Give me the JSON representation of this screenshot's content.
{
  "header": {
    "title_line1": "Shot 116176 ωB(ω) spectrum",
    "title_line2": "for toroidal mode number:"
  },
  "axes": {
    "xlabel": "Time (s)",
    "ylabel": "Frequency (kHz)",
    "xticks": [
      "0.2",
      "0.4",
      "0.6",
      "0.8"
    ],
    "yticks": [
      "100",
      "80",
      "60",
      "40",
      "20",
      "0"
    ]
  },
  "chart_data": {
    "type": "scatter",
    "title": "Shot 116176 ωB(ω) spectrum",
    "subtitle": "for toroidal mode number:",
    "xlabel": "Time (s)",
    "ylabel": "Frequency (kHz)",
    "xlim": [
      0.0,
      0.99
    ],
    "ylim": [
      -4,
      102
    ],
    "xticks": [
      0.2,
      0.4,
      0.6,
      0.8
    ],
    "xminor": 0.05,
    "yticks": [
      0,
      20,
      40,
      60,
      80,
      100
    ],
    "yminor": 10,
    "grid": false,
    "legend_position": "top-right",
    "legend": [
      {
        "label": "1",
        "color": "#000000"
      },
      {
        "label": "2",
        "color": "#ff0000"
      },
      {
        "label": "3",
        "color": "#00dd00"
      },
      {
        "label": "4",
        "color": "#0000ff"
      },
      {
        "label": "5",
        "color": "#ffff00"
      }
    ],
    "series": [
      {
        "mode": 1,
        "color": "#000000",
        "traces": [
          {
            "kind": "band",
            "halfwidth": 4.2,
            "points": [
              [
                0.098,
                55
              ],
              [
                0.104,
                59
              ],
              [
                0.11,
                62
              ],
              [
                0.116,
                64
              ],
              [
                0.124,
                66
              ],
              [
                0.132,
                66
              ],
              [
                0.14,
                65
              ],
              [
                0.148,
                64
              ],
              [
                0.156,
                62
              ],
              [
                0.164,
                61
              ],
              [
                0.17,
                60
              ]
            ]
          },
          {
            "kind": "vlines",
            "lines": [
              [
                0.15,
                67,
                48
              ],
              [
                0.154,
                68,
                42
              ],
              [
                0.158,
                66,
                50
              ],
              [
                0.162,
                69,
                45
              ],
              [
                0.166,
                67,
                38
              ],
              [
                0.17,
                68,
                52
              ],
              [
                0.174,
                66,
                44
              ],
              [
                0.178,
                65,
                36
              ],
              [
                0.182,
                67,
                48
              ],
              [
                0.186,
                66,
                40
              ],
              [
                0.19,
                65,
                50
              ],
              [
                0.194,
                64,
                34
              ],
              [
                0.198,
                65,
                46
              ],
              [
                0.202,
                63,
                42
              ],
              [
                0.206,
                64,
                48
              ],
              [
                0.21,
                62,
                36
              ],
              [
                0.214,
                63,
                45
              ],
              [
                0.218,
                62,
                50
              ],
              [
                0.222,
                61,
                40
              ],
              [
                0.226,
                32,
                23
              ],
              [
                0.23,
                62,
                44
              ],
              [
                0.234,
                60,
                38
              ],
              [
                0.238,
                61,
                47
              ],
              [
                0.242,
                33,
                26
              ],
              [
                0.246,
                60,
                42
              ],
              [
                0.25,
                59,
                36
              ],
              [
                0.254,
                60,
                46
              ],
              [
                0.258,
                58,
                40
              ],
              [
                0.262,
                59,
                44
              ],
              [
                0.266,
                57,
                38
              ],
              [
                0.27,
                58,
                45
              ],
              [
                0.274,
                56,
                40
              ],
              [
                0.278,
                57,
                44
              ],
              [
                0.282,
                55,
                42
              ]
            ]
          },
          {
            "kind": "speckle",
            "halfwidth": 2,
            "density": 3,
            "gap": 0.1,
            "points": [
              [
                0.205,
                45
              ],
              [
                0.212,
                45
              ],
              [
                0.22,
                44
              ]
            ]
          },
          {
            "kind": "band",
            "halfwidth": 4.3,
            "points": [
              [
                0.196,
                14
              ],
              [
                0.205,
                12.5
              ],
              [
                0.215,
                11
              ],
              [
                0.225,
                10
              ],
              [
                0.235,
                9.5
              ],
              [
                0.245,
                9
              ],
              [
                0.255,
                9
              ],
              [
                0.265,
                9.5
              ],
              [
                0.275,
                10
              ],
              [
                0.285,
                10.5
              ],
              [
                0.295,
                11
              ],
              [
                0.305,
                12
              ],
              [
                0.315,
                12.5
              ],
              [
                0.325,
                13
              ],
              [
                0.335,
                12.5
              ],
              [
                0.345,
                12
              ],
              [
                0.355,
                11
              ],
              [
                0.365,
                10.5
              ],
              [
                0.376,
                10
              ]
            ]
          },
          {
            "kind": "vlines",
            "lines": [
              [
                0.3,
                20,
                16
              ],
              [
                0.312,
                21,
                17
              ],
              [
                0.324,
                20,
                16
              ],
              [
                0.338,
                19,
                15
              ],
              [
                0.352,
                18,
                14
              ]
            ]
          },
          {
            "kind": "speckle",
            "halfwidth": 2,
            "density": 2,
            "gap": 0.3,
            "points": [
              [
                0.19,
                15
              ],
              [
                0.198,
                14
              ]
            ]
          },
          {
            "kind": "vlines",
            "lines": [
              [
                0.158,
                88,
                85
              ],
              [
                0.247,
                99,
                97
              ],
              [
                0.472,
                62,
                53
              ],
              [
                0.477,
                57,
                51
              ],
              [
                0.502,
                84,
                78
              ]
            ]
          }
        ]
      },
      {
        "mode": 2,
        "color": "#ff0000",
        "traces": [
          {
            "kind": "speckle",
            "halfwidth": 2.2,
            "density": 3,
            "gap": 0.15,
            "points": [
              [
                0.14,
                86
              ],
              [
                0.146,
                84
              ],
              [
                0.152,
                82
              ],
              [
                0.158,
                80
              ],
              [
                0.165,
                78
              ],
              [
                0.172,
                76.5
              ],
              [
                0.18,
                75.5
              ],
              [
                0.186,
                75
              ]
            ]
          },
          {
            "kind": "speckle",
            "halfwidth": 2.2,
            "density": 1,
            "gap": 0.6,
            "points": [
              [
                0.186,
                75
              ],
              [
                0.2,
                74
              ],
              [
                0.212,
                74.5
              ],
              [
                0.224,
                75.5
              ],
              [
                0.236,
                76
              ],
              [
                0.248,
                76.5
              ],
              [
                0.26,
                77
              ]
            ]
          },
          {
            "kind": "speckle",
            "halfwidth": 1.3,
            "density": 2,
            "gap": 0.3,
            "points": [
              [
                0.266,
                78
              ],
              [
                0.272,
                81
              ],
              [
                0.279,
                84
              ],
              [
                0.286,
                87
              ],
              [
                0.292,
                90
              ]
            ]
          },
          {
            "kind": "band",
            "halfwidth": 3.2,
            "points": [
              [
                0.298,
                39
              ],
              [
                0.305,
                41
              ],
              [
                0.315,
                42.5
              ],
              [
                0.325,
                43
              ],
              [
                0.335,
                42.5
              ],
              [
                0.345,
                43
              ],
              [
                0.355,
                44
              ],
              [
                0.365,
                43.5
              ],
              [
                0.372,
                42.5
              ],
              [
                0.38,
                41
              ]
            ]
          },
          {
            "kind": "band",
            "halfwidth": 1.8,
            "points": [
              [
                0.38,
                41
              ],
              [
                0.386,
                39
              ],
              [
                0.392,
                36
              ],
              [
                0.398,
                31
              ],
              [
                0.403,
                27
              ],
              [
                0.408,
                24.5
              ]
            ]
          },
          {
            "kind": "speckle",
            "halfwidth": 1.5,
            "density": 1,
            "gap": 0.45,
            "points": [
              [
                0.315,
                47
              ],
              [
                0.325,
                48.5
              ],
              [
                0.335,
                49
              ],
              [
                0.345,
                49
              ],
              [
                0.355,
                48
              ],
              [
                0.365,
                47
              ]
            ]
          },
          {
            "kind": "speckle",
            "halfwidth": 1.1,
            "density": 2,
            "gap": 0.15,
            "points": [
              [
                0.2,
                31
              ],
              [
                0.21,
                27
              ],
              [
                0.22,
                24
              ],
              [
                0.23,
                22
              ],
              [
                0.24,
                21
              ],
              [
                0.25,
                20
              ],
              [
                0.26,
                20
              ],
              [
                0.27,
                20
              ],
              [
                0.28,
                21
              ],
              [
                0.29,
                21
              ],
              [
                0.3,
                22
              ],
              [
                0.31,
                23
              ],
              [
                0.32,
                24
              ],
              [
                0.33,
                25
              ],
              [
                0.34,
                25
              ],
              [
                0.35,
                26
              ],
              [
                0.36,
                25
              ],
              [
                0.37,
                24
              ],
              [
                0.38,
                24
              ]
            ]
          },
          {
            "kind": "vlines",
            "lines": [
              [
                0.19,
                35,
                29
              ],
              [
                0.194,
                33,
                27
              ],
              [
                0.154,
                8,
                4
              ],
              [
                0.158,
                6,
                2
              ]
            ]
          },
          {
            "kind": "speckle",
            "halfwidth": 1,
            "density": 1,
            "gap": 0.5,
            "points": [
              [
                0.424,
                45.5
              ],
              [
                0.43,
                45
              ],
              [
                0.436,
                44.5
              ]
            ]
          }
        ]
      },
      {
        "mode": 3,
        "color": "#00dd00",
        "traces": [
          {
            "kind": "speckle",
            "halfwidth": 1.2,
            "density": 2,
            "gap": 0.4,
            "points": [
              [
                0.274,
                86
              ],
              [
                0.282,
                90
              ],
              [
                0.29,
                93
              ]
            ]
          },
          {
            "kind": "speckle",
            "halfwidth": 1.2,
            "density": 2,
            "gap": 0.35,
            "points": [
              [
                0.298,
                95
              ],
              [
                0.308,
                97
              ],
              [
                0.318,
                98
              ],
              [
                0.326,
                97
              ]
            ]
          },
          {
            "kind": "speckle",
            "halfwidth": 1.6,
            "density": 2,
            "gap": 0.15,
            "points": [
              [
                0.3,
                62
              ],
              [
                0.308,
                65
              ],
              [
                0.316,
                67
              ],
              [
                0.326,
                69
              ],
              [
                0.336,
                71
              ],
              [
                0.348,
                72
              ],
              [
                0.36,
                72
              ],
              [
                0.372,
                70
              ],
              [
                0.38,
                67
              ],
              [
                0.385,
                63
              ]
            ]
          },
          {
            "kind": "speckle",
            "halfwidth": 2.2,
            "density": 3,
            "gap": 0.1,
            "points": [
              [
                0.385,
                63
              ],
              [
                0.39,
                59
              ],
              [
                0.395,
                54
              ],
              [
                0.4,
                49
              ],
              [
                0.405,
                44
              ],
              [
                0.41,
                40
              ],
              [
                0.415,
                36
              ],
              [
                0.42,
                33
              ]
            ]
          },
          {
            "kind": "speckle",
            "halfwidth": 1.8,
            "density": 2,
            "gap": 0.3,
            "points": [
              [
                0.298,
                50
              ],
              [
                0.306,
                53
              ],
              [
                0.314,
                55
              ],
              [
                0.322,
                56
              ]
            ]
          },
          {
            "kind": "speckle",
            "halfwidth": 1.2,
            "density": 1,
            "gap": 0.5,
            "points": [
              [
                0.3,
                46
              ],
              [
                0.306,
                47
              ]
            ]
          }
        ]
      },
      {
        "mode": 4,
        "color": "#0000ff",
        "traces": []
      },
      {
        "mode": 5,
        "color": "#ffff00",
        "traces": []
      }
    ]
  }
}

WHAT TO WORK ON = Scan the material above for the string "number" and return the lines that hold it.

ANSWER =
    "title_line2": "for toroidal mode number:"
    "subtitle": "for toroidal mode number:",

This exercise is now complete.